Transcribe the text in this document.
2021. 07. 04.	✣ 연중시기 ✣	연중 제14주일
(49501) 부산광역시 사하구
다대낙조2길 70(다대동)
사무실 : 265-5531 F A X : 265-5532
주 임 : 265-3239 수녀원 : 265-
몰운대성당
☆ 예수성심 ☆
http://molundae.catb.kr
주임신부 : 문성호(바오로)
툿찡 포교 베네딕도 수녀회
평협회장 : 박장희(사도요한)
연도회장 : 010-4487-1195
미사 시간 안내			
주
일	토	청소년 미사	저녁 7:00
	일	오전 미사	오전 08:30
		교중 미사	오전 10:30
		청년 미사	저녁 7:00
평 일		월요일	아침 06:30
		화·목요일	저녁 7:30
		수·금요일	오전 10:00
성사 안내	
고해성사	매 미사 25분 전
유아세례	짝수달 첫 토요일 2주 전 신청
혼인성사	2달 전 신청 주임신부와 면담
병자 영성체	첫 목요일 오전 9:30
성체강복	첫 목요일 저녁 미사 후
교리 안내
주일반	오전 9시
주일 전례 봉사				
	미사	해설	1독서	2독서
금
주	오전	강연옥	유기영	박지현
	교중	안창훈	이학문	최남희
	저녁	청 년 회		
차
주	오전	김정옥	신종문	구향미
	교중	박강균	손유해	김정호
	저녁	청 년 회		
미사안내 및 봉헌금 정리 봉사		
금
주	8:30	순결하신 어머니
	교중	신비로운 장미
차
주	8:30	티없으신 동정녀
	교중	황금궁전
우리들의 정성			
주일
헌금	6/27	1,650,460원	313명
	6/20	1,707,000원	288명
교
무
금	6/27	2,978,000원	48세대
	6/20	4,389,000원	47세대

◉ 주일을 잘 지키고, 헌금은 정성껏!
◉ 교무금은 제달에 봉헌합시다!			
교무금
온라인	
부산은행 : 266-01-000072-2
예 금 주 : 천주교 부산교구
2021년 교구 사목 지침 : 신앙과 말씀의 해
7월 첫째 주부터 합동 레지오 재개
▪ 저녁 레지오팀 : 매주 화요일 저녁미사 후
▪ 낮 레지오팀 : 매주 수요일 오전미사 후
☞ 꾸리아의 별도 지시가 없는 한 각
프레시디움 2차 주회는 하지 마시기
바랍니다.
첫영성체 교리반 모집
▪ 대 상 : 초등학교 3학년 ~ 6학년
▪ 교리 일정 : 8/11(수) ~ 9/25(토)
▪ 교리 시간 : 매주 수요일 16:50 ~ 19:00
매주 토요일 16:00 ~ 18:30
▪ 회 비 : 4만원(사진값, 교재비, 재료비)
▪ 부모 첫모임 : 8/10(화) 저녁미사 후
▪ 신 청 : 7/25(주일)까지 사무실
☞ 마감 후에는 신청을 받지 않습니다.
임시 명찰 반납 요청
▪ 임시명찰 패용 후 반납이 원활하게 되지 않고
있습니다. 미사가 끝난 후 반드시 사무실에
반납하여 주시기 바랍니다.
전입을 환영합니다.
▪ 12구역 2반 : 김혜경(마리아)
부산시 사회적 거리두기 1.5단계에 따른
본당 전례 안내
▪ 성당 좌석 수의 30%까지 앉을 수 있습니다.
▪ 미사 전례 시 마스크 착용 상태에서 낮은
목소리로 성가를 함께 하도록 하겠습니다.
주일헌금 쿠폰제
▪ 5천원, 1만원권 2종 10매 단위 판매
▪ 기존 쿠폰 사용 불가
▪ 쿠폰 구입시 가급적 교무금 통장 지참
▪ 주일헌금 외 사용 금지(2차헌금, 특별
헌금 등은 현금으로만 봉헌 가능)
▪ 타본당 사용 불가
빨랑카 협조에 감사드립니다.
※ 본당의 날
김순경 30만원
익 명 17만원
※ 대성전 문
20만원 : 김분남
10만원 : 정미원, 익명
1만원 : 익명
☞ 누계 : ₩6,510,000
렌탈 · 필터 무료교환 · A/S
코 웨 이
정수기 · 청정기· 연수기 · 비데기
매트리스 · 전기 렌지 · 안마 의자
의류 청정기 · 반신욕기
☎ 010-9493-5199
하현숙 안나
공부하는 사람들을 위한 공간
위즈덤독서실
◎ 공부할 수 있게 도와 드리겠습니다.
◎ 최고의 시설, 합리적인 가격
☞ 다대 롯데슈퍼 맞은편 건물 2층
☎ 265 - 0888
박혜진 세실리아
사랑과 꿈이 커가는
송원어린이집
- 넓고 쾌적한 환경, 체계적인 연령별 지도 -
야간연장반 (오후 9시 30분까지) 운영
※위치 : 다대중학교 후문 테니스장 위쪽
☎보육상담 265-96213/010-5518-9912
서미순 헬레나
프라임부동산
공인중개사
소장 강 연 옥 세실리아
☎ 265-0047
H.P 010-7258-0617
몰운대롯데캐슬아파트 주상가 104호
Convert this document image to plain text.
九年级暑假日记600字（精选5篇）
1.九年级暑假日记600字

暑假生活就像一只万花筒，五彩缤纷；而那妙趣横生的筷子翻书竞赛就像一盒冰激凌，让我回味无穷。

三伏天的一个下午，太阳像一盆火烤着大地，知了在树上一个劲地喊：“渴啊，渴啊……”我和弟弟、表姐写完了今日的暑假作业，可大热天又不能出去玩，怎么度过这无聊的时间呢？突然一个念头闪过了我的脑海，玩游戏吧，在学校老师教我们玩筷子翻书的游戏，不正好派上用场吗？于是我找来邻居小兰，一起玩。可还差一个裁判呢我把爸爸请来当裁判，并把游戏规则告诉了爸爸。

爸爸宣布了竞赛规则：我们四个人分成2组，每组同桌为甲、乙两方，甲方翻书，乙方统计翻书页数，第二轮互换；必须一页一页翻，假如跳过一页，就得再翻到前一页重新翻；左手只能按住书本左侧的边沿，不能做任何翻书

▸ **What to work on**:
Quote the whole listing above, leaving nothing out.

▸ **Solution to the exercise**:
Transcribe the text in this document.
2021. 07. 04.	✣ 연중시기 ✣	연중 제14주일
(49501) 부산광역시 사하구
다대낙조2길 70(다대동)
사무실 : 265-5531 F A X : 265-5532
주 임 : 265-3239 수녀원 : 265-
몰운대성당
☆ 예수성심 ☆
http://molundae.catb.kr
주임신부 : 문성호(바오로)
툿찡 포교 베네딕도 수녀회
평협회장 : 박장희(사도요한)
연도회장 : 010-4487-1195
미사 시간 안내			
주
일	토	청소년 미사	저녁 7:00
	일	오전 미사	오전 08:30
		교중 미사	오전 10:30
		청년 미사	저녁 7:00
평 일		월요일	아침 06:30
		화·목요일	저녁 7:30
		수·금요일	오전 10:00
성사 안내	
고해성사	매 미사 25분 전
유아세례	짝수달 첫 토요일 2주 전 신청
혼인성사	2달 전 신청 주임신부와 면담
병자 영성체	첫 목요일 오전 9:30
성체강복	첫 목요일 저녁 미사 후
교리 안내
주일반	오전 9시
주일 전례 봉사				
	미사	해설	1독서	2독서
금
주	오전	강연옥	유기영	박지현
	교중	안창훈	이학문	최남희
	저녁	청 년 회		
차
주	오전	김정옥	신종문	구향미
	교중	박강균	손유해	김정호
	저녁	청 년 회		
미사안내 및 봉헌금 정리 봉사		
금
주	8:30	순결하신 어머니
	교중	신비로운 장미
차
주	8:30	티없으신 동정녀
	교중	황금궁전
우리들의 정성			
주일
헌금	6/27	1,650,460원	313명
	6/20	1,707,000원	288명
교
무
금	6/27	2,978,000원	48세대
	6/20	4,389,000원	47세대

◉ 주일을 잘 지키고, 헌금은 정성껏!
◉ 교무금은 제달에 봉헌합시다!			
교무금
온라인	
부산은행 : 266-01-000072-2
예 금 주 : 천주교 부산교구
2021년 교구 사목 지침 : 신앙과 말씀의 해
7월 첫째 주부터 합동 레지오 재개
▪ 저녁 레지오팀 : 매주 화요일 저녁미사 후
▪ 낮 레지오팀 : 매주 수요일 오전미사 후
☞ 꾸리아의 별도 지시가 없는 한 각
프레시디움 2차 주회는 하지 마시기
바랍니다.
첫영성체 교리반 모집
▪ 대 상 : 초등학교 3학년 ~ 6학년
▪ 교리 일정 : 8/11(수) ~ 9/25(토)
▪ 교리 시간 : 매주 수요일 16:50 ~ 19:00
매주 토요일 16:00 ~ 18:30
▪ 회 비 : 4만원(사진값, 교재비, 재료비)
▪ 부모 첫모임 : 8/10(화) 저녁미사 후
▪ 신 청 : 7/25(주일)까지 사무실
☞ 마감 후에는 신청을 받지 않습니다.
임시 명찰 반납 요청
▪ 임시명찰 패용 후 반납이 원활하게 되지 않고
있습니다. 미사가 끝난 후 반드시 사무실에
반납하여 주시기 바랍니다.
전입을 환영합니다.
▪ 12구역 2반 : 김혜경(마리아)
부산시 사회적 거리두기 1.5단계에 따른
본당 전례 안내
▪ 성당 좌석 수의 30%까지 앉을 수 있습니다.
▪ 미사 전례 시 마스크 착용 상태에서 낮은
목소리로 성가를 함께 하도록 하겠습니다.
주일헌금 쿠폰제
▪ 5천원, 1만원권 2종 10매 단위 판매
▪ 기존 쿠폰 사용 불가
▪ 쿠폰 구입시 가급적 교무금 통장 지참
▪ 주일헌금 외 사용 금지(2차헌금, 특별
헌금 등은 현금으로만 봉헌 가능)
▪ 타본당 사용 불가
빨랑카 협조에 감사드립니다.
※ 본당의 날
김순경 30만원
익 명 17만원
※ 대성전 문
20만원 : 김분남
10만원 : 정미원, 익명
1만원 : 익명
☞ 누계 : ₩6,510,000
렌탈 · 필터 무료교환 · A/S
코 웨 이
정수기 · 청정기· 연수기 · 비데기
매트리스 · 전기 렌지 · 안마 의자
의류 청정기 · 반신욕기
☎ 010-9493-5199
하현숙 안나
공부하는 사람들을 위한 공간
위즈덤독서실
◎ 공부할 수 있게 도와 드리겠습니다.
◎ 최고의 시설, 합리적인 가격
☞ 다대 롯데슈퍼 맞은편 건물 2층
☎ 265 - 0888
박혜진 세실리아
사랑과 꿈이 커가는
송원어린이집
- 넓고 쾌적한 환경, 체계적인 연령별 지도 -
야간연장반 (오후 9시 30분까지) 운영
※위치 : 다대중학교 후문 테니스장 위쪽
☎보육상담 265-96213/010-5518-9912
서미순 헬레나
프라임부동산
공인중개사
소장 강 연 옥 세실리아
☎ 265-0047
H.P 010-7258-0617
몰운대롯데캐슬아파트 주상가 104호
Convert this document image to plain text.
九年级暑假日记600字（精选5篇）
1.九年级暑假日记600字

暑假生活就像一只万花筒，五彩缤纷；而那妙趣横生的筷子翻书竞赛就像一盒冰激凌，让我回味无穷。

三伏天的一个下午，太阳像一盆火烤着大地，知了在树上一个劲地喊：“渴啊，渴啊……”我和弟弟、表姐写完了今日的暑假作业，可大热天又不能出去玩，怎么度过这无聊的时间呢？突然一个念头闪过了我的脑海，玩游戏吧，在学校老师教我们玩筷子翻书的游戏，不正好派上用场吗？于是我找来邻居小兰，一起玩。可还差一个裁判呢我把爸爸请来当裁判，并把游戏规则告诉了爸爸。

爸爸宣布了竞赛规则：我们四个人分成2组，每组同桌为甲、乙两方，甲方翻书，乙方统计翻书页数，第二轮互换；必须一页一页翻，假如跳过一页，就得再翻到前一页重新翻；左手只能按住书本左侧的边沿，不能做任何翻书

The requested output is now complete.